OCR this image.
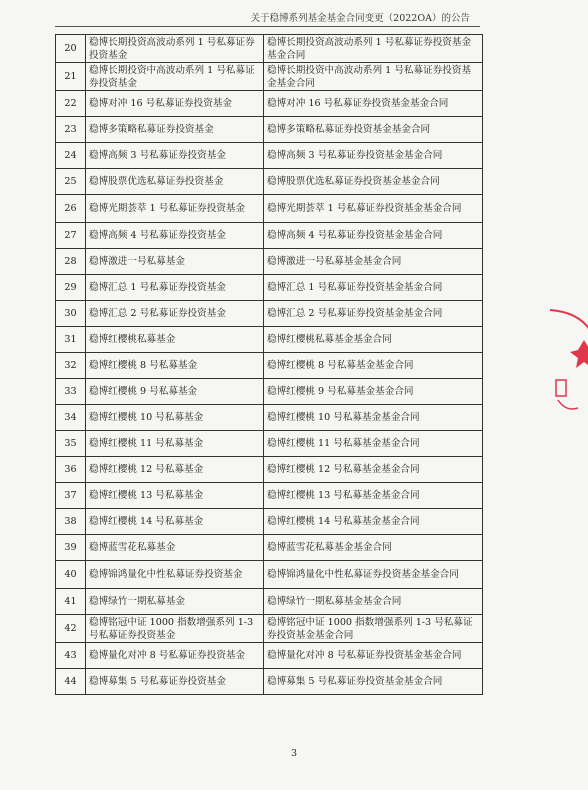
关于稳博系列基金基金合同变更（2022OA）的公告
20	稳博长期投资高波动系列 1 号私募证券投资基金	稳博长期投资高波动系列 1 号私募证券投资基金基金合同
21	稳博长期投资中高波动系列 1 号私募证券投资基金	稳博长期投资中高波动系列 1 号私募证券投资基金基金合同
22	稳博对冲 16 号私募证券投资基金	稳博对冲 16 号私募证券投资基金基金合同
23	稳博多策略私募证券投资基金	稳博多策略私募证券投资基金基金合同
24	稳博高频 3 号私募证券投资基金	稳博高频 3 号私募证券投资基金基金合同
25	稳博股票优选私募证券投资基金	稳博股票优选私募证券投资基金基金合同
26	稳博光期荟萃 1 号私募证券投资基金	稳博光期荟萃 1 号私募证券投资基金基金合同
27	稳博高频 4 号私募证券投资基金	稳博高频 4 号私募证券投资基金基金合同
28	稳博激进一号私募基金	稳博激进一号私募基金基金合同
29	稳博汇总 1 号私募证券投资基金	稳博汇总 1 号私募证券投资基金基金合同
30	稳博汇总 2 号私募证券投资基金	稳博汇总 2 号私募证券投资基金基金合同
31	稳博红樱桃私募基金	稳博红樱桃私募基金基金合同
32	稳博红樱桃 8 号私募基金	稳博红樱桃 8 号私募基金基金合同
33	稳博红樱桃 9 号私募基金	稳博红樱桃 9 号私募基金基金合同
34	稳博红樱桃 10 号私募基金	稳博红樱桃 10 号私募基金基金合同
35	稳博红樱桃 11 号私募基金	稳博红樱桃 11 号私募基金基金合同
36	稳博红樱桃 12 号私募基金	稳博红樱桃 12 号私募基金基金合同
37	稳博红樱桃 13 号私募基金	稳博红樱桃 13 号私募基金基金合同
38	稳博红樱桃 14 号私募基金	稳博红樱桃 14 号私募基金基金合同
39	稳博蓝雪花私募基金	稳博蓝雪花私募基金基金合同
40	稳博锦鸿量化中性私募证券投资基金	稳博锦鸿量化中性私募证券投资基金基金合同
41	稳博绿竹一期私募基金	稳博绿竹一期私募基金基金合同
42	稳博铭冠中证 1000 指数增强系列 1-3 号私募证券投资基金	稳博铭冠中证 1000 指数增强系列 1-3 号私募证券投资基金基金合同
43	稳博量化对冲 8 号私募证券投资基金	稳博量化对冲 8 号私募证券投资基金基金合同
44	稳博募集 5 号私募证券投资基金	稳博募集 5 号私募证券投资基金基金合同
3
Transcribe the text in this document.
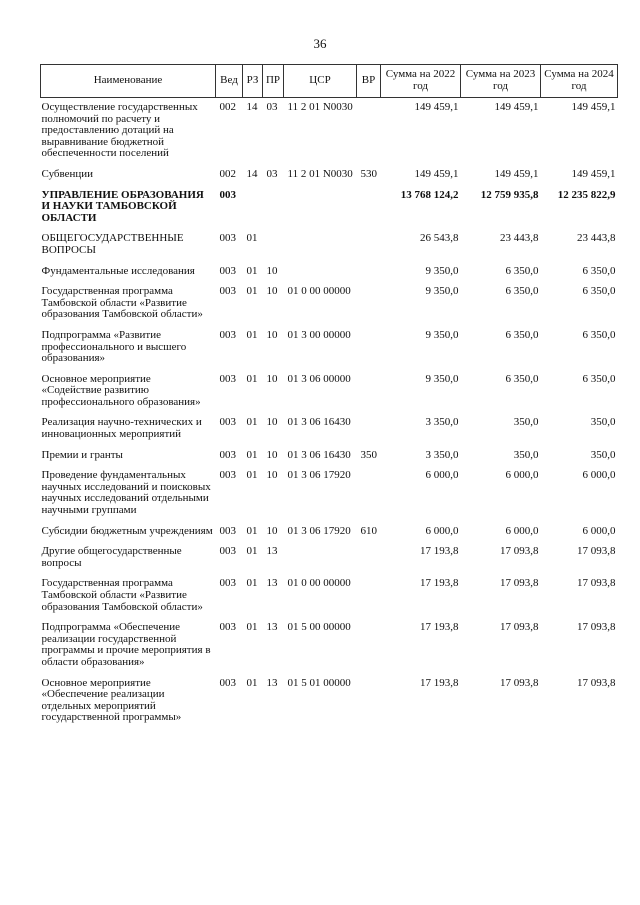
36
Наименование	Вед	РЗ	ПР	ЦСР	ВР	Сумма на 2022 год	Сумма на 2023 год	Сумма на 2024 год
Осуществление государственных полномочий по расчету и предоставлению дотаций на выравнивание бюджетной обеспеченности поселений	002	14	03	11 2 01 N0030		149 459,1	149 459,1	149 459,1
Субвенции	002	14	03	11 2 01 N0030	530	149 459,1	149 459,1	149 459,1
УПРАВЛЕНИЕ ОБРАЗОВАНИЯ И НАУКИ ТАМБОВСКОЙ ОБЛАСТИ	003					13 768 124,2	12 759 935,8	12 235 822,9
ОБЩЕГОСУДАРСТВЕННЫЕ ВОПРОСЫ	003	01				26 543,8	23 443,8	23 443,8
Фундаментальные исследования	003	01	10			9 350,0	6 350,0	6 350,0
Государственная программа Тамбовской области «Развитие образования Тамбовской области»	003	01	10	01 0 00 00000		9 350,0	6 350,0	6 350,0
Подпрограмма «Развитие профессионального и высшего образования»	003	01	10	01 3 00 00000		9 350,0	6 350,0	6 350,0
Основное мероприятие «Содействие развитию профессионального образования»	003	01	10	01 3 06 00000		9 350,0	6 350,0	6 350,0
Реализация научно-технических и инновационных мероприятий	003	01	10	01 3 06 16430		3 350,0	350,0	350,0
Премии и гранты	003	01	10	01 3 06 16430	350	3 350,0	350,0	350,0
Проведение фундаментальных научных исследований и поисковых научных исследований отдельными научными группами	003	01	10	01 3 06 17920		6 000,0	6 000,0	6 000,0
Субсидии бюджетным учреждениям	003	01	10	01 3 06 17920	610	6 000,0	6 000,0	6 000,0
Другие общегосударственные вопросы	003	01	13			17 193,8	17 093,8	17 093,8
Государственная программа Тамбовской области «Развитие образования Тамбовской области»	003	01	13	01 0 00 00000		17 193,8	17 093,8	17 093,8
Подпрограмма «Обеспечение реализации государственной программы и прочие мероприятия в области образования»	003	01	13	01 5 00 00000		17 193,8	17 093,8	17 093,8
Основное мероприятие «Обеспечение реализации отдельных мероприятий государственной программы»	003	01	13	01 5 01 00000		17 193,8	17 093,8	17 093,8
:::
An exact transcription of all the entries is required, without the pictures.

OCR this image.
关于稳博系列基金基金合同变更（2022OA）的公告
20	稳博长期投资高波动系列 1 号私募证券投资基金	稳博长期投资高波动系列 1 号私募证券投资基金基金合同
21	稳博长期投资中高波动系列 1 号私募证券投资基金	稳博长期投资中高波动系列 1 号私募证券投资基金基金合同
22	稳博对冲 16 号私募证券投资基金	稳博对冲 16 号私募证券投资基金基金合同
23	稳博多策略私募证券投资基金	稳博多策略私募证券投资基金基金合同
24	稳博高频 3 号私募证券投资基金	稳博高频 3 号私募证券投资基金基金合同
25	稳博股票优选私募证券投资基金	稳博股票优选私募证券投资基金基金合同
26	稳博光期荟萃 1 号私募证券投资基金	稳博光期荟萃 1 号私募证券投资基金基金合同
27	稳博高频 4 号私募证券投资基金	稳博高频 4 号私募证券投资基金基金合同
28	稳博激进一号私募基金	稳博激进一号私募基金基金合同
29	稳博汇总 1 号私募证券投资基金	稳博汇总 1 号私募证券投资基金基金合同
30	稳博汇总 2 号私募证券投资基金	稳博汇总 2 号私募证券投资基金基金合同
31	稳博红樱桃私募基金	稳博红樱桃私募基金基金合同
32	稳博红樱桃 8 号私募基金	稳博红樱桃 8 号私募基金基金合同
33	稳博红樱桃 9 号私募基金	稳博红樱桃 9 号私募基金基金合同
34	稳博红樱桃 10 号私募基金	稳博红樱桃 10 号私募基金基金合同
35	稳博红樱桃 11 号私募基金	稳博红樱桃 11 号私募基金基金合同
36	稳博红樱桃 12 号私募基金	稳博红樱桃 12 号私募基金基金合同
37	稳博红樱桃 13 号私募基金	稳博红樱桃 13 号私募基金基金合同
38	稳博红樱桃 14 号私募基金	稳博红樱桃 14 号私募基金基金合同
39	稳博蓝雪花私募基金	稳博蓝雪花私募基金基金合同
40	稳博锦鸿量化中性私募证券投资基金	稳博锦鸿量化中性私募证券投资基金基金合同
41	稳博绿竹一期私募基金	稳博绿竹一期私募基金基金合同
42	稳博铭冠中证 1000 指数增强系列 1-3 号私募证券投资基金	稳博铭冠中证 1000 指数增强系列 1-3 号私募证券投资基金基金合同
43	稳博量化对冲 8 号私募证券投资基金	稳博量化对冲 8 号私募证券投资基金基金合同
44	稳博募集 5 号私募证券投资基金	稳博募集 5 号私募证券投资基金基金合同
3
Transcribe the text in this document.
36
Наименование	Вед	РЗ	ПР	ЦСР	ВР	Сумма на 2022 год	Сумма на 2023 год	Сумма на 2024 год
Осуществление государственных полномочий по расчету и предоставлению дотаций на выравнивание бюджетной обеспеченности поселений	002	14	03	11 2 01 N0030		149 459,1	149 459,1	149 459,1
Субвенции	002	14	03	11 2 01 N0030	530	149 459,1	149 459,1	149 459,1
УПРАВЛЕНИЕ ОБРАЗОВАНИЯ И НАУКИ ТАМБОВСКОЙ ОБЛАСТИ	003					13 768 124,2	12 759 935,8	12 235 822,9
ОБЩЕГОСУДАРСТВЕННЫЕ ВОПРОСЫ	003	01				26 543,8	23 443,8	23 443,8
Фундаментальные исследования	003	01	10			9 350,0	6 350,0	6 350,0
Государственная программа Тамбовской области «Развитие образования Тамбовской области»	003	01	10	01 0 00 00000		9 350,0	6 350,0	6 350,0
Подпрограмма «Развитие профессионального и высшего образования»	003	01	10	01 3 00 00000		9 350,0	6 350,0	6 350,0
Основное мероприятие «Содействие развитию профессионального образования»	003	01	10	01 3 06 00000		9 350,0	6 350,0	6 350,0
Реализация научно-технических и инновационных мероприятий	003	01	10	01 3 06 16430		3 350,0	350,0	350,0
Премии и гранты	003	01	10	01 3 06 16430	350	3 350,0	350,0	350,0
Проведение фундаментальных научных исследований и поисковых научных исследований отдельными научными группами	003	01	10	01 3 06 17920		6 000,0	6 000,0	6 000,0
Субсидии бюджетным учреждениям	003	01	10	01 3 06 17920	610	6 000,0	6 000,0	6 000,0
Другие общегосударственные вопросы	003	01	13			17 193,8	17 093,8	17 093,8
Государственная программа Тамбовской области «Развитие образования Тамбовской области»	003	01	13	01 0 00 00000		17 193,8	17 093,8	17 093,8
Подпрограмма «Обеспечение реализации государственной программы и прочие мероприятия в области образования»	003	01	13	01 5 00 00000		17 193,8	17 093,8	17 093,8
Основное мероприятие «Обеспечение реализации отдельных мероприятий государственной программы»	003	01	13	01 5 01 00000		17 193,8	17 093,8	17 093,8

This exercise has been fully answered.